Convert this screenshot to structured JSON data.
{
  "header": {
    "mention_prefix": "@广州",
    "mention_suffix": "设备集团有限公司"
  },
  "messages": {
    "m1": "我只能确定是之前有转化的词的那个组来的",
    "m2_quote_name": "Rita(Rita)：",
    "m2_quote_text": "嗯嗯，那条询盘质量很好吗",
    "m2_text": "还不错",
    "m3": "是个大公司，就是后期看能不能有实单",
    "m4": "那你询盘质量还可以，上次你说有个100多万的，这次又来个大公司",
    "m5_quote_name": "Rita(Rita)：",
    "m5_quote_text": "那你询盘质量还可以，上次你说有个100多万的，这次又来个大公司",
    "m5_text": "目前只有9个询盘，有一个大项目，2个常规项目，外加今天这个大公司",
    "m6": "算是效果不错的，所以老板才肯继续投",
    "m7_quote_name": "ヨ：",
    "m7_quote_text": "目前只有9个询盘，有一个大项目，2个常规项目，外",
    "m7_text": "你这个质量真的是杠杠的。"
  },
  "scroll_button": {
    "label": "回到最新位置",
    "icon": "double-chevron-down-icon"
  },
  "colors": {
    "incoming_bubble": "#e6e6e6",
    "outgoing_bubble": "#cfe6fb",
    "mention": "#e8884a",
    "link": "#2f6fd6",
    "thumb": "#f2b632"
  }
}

--------------------

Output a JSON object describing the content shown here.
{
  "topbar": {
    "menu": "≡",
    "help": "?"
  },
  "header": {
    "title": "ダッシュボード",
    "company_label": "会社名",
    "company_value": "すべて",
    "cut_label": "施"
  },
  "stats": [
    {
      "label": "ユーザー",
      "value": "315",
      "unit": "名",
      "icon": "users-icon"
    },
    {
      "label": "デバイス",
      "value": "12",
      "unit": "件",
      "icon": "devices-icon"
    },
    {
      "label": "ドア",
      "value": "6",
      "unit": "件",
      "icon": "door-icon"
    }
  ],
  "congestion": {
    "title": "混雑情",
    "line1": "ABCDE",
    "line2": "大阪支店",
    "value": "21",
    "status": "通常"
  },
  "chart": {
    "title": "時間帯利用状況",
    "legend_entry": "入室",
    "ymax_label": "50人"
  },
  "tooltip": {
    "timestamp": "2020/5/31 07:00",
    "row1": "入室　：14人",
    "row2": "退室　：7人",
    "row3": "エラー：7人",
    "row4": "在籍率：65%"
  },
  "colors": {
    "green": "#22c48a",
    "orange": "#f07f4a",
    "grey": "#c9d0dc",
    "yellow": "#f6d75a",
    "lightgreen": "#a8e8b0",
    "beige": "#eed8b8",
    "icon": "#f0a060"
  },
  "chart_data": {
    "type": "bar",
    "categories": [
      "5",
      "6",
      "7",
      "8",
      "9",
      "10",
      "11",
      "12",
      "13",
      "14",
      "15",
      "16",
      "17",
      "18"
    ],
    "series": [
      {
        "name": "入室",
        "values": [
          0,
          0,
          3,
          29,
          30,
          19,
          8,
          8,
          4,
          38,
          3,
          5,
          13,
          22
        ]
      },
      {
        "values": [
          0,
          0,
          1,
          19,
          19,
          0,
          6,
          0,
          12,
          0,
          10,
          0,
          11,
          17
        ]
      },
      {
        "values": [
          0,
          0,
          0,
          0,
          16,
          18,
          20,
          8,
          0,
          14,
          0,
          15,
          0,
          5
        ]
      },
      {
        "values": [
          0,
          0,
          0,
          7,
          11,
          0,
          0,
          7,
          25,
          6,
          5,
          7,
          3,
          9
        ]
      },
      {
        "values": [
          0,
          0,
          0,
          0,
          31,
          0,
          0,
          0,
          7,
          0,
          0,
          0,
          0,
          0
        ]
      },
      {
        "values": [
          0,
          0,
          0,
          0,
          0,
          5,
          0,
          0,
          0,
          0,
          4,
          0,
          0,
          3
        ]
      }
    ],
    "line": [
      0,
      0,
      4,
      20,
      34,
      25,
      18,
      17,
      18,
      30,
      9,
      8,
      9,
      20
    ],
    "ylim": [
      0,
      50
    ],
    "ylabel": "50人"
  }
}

--------------------

- [Problem] Review the preceding data and report every line that includes the string "JSON".

- [Answer to the exercise]
Convert this screenshot to structured JSON data.
Output a JSON object describing the content shown here.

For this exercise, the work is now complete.